_Aim_: Tell how many lines have the string "this" in them, and write nothing besides the number.

(Source data)
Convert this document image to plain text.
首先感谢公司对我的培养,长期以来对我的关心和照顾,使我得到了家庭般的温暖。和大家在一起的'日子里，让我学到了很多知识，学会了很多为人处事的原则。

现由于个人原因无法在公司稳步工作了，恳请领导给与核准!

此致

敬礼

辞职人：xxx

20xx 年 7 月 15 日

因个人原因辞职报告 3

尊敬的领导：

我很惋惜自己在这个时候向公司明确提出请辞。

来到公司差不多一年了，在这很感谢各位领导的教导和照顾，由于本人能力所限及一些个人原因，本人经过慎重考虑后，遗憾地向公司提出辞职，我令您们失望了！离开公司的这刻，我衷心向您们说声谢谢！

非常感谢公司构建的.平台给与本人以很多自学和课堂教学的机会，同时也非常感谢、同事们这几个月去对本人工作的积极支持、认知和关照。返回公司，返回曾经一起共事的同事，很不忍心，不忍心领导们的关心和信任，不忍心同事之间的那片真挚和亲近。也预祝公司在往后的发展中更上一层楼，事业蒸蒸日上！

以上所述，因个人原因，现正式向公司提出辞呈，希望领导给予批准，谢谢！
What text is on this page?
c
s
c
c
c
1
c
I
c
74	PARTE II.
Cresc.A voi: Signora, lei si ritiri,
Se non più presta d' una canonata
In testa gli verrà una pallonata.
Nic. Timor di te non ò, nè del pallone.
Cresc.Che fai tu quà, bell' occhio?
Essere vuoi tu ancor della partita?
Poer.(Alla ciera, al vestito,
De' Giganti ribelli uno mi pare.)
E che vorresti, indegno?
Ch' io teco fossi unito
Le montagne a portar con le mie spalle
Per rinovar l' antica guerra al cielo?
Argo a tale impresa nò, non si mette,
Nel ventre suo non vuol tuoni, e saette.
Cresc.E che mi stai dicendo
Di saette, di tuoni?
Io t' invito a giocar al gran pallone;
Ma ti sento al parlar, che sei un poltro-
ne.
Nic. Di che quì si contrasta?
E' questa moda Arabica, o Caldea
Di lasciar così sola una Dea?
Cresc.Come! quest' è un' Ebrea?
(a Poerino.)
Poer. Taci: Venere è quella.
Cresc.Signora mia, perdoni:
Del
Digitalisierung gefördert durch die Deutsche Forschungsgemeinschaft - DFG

_Written response_: 2